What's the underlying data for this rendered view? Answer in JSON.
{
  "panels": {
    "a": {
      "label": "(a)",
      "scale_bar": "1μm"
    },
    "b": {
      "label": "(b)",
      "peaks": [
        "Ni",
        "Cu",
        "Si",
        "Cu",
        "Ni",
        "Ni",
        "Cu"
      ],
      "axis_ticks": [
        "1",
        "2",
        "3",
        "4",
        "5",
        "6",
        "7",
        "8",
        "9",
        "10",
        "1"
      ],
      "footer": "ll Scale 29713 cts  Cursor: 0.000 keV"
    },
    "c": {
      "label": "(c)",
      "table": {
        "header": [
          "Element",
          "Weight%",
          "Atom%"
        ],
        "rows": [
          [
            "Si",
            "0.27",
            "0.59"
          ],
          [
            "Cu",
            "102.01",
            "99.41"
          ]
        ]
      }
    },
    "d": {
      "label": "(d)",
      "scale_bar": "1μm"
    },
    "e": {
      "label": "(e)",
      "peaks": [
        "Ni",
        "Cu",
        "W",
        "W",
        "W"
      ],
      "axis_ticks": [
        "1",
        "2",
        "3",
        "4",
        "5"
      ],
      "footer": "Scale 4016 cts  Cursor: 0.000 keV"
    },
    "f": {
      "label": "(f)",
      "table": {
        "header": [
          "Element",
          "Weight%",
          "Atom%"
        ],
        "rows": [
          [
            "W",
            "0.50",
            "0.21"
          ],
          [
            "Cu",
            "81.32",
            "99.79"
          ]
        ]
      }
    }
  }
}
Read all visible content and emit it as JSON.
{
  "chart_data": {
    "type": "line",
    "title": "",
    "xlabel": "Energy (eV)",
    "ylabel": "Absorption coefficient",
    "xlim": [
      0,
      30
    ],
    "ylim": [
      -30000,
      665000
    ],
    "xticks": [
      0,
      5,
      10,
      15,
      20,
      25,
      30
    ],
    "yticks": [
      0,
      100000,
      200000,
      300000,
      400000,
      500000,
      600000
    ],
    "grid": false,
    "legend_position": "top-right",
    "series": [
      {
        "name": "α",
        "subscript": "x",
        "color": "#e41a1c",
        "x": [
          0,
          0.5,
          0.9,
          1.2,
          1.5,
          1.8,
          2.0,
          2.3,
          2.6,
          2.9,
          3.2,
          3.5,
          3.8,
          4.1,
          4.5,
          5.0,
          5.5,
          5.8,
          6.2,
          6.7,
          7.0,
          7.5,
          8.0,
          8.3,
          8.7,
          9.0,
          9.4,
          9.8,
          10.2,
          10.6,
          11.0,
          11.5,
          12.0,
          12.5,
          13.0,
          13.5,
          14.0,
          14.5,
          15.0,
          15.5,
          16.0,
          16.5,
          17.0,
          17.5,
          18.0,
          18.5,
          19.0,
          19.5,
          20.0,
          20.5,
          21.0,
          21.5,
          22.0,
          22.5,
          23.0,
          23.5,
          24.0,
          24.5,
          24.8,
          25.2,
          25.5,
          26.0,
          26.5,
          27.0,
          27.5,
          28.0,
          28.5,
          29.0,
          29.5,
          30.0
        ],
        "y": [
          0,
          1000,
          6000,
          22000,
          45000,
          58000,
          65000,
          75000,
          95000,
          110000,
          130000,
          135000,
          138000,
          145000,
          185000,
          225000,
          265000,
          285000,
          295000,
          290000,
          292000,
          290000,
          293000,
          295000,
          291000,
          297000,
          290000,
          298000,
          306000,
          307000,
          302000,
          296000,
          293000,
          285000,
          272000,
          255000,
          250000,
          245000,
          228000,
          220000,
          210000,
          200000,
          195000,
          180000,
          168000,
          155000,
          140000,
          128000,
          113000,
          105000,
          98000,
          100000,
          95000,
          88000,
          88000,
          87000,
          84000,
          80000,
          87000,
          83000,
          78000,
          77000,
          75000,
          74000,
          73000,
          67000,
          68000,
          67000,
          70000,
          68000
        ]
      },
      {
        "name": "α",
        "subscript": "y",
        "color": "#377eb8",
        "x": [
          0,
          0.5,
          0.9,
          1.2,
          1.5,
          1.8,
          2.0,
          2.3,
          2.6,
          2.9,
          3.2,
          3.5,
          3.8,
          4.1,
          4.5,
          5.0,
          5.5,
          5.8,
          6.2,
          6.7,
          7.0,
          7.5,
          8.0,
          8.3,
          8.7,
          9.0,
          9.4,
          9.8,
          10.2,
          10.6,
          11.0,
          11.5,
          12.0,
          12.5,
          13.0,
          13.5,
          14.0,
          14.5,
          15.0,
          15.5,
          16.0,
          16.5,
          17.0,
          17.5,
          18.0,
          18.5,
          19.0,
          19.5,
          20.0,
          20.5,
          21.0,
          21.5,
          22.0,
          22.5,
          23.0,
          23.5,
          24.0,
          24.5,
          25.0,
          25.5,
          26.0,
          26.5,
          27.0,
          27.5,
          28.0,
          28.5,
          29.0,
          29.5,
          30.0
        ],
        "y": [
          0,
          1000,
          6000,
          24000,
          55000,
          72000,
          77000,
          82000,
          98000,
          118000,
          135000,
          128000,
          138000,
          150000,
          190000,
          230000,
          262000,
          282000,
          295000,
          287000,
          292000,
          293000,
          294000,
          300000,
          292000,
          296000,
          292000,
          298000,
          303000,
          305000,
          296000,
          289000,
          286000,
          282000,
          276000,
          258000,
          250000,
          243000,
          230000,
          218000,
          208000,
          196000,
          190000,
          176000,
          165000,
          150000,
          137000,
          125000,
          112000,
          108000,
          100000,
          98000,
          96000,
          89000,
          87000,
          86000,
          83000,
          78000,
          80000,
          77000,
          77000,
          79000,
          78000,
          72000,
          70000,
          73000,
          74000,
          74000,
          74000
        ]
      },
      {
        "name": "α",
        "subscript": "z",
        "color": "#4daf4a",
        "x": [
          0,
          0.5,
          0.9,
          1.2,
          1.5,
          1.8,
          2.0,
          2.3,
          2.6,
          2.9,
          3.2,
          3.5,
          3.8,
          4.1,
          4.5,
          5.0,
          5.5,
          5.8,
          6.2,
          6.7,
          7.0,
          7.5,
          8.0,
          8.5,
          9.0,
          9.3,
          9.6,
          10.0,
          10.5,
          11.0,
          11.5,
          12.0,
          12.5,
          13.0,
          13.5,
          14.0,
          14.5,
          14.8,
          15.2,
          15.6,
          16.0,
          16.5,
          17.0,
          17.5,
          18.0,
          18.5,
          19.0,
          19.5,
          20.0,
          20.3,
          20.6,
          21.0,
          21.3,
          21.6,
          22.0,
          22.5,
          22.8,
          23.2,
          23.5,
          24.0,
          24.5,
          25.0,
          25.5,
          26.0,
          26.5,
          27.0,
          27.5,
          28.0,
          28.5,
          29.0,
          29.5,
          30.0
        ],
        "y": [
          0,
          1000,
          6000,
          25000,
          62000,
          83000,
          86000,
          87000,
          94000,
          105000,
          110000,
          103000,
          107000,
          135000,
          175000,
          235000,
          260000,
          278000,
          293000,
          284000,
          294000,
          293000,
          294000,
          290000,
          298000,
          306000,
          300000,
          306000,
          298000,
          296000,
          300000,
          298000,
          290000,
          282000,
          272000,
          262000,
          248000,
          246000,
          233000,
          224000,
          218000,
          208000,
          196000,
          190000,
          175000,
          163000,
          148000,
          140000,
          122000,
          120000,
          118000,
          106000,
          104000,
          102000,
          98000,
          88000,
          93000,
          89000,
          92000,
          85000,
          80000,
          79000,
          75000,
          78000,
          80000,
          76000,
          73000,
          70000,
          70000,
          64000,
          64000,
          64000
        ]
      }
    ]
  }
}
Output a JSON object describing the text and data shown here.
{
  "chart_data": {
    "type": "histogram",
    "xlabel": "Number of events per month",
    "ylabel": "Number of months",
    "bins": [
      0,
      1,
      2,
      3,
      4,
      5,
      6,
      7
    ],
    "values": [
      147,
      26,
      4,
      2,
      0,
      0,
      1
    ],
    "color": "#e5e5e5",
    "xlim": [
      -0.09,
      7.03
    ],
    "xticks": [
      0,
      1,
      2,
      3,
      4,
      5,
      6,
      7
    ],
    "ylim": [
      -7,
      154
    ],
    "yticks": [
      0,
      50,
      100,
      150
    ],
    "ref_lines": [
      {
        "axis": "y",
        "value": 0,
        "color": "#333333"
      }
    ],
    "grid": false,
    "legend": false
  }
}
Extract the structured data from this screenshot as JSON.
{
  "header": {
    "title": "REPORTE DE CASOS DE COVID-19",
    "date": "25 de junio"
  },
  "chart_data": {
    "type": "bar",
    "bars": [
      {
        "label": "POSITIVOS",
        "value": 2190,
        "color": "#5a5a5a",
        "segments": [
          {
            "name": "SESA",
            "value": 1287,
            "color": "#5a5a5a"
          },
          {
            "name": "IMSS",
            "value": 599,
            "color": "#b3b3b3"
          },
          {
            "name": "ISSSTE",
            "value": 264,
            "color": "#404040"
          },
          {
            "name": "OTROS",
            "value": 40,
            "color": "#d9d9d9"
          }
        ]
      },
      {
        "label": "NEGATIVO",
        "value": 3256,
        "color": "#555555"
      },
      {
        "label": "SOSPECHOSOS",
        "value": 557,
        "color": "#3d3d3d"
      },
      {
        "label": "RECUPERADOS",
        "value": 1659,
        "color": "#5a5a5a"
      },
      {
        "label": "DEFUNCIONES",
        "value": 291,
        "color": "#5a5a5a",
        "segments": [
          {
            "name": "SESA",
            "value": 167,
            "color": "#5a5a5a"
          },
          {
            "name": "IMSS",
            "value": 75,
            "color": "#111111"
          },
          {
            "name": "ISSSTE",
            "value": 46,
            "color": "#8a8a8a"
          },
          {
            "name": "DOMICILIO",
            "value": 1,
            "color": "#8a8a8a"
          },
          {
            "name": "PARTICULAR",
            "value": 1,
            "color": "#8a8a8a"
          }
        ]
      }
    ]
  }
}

§

_THE EXERCISE:_ Return every line holding the word "subscript" from the records.

_EXERCISE OUTPUT:_
        "subscript": "x",
        "subscript": "y",
        "subscript": "z",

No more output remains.